Given exercise: Your answer should be a single number: the count of lines that hold the word "mNIBP".

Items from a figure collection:
══════════════════════════════

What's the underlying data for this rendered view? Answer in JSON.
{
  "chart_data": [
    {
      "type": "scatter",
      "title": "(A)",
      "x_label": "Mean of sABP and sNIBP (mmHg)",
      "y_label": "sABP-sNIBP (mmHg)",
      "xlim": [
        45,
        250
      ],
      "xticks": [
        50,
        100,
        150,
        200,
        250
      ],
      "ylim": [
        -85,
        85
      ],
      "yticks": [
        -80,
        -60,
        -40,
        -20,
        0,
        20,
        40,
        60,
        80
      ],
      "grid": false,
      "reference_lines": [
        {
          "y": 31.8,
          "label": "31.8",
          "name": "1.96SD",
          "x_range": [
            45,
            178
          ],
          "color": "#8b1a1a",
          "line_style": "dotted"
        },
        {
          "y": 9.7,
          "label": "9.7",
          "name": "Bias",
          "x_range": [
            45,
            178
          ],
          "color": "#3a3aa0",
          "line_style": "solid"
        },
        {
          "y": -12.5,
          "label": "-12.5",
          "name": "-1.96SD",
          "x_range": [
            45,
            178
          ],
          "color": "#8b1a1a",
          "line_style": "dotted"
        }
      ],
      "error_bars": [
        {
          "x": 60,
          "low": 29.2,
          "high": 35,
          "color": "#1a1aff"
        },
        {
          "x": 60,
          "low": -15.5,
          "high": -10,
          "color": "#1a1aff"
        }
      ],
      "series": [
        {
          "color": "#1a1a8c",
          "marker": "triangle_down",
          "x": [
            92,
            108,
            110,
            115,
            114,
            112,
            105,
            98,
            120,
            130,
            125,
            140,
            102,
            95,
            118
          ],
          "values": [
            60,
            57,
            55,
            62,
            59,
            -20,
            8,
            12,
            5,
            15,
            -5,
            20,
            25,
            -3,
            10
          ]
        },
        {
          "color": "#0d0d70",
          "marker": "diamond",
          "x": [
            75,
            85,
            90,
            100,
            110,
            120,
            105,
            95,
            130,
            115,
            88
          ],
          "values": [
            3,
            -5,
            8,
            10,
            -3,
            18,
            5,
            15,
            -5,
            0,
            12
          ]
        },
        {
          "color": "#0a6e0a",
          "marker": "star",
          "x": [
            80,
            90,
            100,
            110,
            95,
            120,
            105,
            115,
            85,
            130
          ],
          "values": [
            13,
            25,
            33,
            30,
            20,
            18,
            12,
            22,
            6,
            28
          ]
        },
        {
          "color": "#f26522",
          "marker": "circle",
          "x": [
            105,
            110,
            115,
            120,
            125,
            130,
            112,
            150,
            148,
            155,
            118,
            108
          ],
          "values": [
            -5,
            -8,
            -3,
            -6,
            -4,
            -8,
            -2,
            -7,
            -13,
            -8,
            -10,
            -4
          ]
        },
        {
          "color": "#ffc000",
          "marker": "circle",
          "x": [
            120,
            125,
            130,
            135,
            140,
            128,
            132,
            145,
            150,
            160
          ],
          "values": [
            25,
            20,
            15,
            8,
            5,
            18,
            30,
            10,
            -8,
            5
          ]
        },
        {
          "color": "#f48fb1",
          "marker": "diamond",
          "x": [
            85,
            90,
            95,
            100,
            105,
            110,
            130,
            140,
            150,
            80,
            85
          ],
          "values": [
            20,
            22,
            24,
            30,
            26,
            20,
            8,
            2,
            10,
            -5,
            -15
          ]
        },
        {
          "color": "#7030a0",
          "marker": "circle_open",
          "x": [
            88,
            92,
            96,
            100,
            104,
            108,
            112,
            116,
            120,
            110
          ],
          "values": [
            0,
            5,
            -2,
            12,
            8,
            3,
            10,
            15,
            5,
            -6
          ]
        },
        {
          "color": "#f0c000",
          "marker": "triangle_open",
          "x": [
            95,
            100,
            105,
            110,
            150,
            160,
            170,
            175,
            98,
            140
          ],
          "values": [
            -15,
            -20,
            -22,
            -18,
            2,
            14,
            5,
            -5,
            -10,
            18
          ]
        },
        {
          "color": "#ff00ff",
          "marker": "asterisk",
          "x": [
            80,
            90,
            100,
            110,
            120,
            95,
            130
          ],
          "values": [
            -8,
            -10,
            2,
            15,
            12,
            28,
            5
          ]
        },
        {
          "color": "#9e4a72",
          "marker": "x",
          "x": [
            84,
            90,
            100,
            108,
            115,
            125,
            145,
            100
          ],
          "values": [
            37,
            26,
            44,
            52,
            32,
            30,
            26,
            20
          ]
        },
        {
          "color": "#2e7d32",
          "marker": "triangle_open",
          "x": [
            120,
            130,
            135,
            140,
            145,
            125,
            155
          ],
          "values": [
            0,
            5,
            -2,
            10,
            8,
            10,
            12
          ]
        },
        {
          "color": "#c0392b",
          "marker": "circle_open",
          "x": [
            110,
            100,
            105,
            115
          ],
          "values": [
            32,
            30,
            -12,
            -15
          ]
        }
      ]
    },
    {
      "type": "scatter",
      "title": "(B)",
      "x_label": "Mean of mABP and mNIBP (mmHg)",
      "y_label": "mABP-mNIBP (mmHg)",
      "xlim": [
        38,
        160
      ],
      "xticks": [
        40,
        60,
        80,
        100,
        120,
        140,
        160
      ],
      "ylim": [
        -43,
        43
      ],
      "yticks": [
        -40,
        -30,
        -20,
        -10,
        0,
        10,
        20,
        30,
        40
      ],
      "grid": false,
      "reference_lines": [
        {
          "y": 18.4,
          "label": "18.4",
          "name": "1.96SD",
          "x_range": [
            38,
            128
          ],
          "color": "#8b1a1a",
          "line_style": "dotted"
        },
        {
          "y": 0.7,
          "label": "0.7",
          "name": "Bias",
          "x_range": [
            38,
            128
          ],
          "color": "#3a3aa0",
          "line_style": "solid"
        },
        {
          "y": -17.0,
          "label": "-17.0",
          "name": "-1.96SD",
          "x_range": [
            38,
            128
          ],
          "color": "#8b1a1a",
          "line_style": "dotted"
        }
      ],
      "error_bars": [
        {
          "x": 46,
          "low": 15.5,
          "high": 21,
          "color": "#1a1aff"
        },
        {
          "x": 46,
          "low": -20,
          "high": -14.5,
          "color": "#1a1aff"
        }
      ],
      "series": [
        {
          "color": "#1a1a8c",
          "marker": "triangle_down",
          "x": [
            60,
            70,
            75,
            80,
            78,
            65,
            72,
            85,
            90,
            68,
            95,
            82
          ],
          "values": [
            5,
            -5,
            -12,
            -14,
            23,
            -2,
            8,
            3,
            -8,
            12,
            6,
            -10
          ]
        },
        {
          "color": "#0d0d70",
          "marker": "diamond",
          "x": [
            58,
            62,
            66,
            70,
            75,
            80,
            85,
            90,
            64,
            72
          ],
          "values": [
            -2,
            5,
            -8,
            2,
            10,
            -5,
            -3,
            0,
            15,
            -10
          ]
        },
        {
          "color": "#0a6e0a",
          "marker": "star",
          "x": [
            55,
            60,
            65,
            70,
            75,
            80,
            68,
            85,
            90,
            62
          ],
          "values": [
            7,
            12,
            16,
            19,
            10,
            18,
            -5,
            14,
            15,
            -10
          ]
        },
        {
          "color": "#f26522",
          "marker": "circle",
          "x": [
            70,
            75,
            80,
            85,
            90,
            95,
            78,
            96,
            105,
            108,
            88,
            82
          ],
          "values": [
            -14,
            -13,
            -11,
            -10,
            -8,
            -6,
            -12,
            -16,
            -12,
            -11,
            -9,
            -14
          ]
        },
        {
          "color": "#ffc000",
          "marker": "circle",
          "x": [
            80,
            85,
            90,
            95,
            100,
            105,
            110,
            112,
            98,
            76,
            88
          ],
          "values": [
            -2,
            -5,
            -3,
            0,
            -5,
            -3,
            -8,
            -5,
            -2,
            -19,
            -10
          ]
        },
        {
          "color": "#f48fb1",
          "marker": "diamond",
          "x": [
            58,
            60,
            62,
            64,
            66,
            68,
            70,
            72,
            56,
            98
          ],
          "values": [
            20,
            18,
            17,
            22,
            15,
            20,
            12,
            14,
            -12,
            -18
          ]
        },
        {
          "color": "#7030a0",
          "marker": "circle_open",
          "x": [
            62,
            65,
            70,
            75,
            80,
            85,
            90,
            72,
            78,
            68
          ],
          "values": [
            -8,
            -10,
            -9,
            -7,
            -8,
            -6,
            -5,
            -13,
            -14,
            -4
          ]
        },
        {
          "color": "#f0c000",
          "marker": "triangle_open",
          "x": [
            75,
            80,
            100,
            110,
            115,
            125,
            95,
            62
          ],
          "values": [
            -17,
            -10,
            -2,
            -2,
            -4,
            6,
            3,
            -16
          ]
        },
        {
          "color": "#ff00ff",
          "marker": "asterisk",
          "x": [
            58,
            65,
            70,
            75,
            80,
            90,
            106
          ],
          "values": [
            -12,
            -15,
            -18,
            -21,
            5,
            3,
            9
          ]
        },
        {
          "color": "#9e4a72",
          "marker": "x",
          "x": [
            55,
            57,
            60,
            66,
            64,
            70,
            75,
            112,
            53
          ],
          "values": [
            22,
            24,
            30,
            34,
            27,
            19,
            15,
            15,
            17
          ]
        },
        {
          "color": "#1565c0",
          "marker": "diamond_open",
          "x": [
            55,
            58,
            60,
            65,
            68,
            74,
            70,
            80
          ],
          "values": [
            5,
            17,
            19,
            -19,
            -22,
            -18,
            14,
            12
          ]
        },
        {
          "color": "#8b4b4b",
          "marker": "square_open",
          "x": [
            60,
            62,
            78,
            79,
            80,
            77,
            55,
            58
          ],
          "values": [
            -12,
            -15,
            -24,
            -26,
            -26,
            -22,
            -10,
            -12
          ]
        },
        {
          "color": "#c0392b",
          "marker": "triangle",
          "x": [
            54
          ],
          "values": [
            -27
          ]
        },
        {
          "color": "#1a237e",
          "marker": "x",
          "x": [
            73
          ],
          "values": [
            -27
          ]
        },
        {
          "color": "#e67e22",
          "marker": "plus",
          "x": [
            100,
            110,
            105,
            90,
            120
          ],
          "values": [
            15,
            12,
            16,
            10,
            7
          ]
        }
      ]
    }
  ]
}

══════════════════════════════

Result of this task: 2